Collected data entries
------------------------------------------------------------------------

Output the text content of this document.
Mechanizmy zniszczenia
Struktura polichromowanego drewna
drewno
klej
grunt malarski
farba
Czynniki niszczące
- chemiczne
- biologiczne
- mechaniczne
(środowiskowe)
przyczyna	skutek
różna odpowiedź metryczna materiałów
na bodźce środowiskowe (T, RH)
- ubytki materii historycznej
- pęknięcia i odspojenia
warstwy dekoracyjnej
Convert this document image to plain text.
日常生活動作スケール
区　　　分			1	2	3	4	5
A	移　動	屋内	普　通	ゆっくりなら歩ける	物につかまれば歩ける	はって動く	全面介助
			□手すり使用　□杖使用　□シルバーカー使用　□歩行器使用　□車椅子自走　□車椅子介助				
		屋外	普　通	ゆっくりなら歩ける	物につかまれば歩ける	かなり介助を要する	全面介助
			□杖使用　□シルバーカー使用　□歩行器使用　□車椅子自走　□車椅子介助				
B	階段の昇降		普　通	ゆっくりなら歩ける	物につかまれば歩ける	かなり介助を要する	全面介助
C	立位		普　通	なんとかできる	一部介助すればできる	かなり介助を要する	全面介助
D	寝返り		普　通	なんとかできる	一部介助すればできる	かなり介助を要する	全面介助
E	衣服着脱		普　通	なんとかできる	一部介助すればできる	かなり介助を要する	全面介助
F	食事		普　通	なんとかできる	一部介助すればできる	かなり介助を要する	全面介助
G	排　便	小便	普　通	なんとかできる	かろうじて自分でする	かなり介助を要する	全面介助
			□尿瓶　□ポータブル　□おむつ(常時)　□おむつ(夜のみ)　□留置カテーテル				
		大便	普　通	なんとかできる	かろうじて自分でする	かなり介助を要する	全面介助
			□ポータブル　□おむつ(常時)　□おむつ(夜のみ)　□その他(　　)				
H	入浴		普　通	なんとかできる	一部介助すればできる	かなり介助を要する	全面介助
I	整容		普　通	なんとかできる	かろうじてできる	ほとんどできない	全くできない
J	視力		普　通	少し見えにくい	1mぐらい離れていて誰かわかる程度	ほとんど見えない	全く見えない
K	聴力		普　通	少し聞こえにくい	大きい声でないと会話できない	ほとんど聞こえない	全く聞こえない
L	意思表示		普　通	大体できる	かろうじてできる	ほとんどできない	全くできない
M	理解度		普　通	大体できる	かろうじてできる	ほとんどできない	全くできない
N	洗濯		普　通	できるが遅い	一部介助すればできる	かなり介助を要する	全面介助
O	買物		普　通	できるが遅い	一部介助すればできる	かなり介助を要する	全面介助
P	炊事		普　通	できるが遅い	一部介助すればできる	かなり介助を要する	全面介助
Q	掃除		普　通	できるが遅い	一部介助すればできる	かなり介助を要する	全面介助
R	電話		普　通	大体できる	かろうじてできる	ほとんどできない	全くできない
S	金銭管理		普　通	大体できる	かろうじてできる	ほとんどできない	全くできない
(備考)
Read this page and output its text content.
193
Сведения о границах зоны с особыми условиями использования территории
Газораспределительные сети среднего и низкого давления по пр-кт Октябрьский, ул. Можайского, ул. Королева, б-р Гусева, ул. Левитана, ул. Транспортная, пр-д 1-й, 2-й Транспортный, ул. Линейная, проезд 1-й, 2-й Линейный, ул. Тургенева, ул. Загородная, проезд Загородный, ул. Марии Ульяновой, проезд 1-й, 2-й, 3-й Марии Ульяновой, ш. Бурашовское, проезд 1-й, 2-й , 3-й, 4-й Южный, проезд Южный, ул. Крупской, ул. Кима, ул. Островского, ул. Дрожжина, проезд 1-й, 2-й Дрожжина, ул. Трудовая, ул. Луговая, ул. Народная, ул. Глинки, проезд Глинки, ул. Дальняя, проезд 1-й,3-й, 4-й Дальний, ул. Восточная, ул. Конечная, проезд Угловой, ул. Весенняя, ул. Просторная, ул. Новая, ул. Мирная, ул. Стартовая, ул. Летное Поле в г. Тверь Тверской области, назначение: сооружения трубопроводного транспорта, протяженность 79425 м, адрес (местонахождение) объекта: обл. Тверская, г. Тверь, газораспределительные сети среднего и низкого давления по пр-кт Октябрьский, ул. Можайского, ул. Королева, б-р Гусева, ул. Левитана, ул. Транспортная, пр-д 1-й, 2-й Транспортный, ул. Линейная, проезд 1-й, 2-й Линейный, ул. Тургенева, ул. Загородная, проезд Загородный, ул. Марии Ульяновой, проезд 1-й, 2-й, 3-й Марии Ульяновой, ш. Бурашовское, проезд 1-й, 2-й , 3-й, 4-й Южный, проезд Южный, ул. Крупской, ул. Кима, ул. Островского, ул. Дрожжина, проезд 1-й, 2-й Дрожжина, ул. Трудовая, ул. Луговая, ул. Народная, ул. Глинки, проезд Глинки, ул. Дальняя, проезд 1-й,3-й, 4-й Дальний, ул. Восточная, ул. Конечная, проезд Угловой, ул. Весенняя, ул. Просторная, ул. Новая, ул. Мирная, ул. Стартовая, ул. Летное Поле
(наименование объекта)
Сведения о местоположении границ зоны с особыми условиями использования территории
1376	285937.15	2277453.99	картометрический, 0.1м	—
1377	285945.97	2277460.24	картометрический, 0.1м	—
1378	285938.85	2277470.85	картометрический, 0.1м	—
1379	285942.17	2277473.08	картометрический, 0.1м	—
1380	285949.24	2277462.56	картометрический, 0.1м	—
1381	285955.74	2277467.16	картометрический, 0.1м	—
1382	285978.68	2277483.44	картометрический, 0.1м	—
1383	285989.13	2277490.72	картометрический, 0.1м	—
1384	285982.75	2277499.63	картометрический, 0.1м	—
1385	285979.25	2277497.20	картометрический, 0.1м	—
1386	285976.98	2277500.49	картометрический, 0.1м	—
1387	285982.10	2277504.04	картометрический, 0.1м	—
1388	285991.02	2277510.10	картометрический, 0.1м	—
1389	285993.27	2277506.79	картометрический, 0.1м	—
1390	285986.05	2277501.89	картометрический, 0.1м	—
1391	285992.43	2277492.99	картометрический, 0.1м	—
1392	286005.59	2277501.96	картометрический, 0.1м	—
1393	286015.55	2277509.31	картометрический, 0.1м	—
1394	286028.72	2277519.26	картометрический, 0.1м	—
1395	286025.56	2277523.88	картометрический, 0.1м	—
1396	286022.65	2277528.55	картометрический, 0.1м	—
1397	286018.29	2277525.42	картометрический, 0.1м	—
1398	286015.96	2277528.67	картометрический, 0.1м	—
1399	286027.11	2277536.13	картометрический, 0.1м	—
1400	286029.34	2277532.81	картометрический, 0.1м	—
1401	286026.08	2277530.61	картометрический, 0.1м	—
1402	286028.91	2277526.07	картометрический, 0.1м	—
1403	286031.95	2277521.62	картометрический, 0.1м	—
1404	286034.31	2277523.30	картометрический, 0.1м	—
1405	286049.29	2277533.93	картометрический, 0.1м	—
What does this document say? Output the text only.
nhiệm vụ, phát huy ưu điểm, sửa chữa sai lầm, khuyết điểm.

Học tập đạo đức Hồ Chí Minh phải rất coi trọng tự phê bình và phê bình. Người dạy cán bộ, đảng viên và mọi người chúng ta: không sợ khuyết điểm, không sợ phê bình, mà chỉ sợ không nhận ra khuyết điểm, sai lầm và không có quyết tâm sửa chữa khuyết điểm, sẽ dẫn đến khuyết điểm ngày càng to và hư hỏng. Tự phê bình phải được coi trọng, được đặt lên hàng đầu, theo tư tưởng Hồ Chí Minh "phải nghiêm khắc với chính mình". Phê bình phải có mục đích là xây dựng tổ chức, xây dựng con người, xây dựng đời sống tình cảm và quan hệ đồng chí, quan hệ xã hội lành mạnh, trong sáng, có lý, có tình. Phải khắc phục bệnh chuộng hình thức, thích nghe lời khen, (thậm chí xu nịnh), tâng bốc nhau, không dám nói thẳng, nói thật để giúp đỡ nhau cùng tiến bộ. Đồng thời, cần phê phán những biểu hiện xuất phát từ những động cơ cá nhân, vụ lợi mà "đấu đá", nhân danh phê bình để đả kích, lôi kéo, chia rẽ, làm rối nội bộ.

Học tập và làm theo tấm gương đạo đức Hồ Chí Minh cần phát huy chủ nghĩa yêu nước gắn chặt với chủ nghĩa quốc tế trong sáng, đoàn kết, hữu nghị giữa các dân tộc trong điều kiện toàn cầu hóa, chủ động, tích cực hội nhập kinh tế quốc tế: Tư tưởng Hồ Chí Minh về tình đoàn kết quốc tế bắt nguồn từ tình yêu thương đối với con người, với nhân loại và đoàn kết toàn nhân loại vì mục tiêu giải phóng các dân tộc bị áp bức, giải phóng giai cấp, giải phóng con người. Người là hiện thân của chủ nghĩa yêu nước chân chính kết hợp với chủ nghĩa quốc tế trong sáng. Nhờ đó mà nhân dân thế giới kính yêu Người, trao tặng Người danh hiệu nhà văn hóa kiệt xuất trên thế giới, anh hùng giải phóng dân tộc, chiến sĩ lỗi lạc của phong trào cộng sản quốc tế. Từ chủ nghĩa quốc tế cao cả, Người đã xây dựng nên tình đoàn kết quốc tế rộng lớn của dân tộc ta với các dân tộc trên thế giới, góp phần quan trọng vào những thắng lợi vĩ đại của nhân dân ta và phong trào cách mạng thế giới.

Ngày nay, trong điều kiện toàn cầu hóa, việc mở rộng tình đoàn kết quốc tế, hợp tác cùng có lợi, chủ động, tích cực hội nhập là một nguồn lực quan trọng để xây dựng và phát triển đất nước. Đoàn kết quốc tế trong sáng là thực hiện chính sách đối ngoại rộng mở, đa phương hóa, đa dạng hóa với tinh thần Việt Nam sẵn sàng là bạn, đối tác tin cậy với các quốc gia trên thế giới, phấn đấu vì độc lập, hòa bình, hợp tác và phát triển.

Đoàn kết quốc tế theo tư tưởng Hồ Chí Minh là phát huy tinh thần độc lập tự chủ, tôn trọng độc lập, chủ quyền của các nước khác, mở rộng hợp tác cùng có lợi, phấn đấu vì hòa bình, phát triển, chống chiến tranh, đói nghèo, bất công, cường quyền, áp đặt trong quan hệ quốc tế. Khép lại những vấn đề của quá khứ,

------------------------------------------------------------------------

*Your instructions*: Copy out every line from the data above that has "車椅子自走" in it.

*Solved problem*:
			□手すり使用　□杖使用　□シルバーカー使用　□歩行器使用　□車椅子自走　□車椅子介助				
			□杖使用　□シルバーカー使用　□歩行器使用　□車椅子自走　□車椅子介助				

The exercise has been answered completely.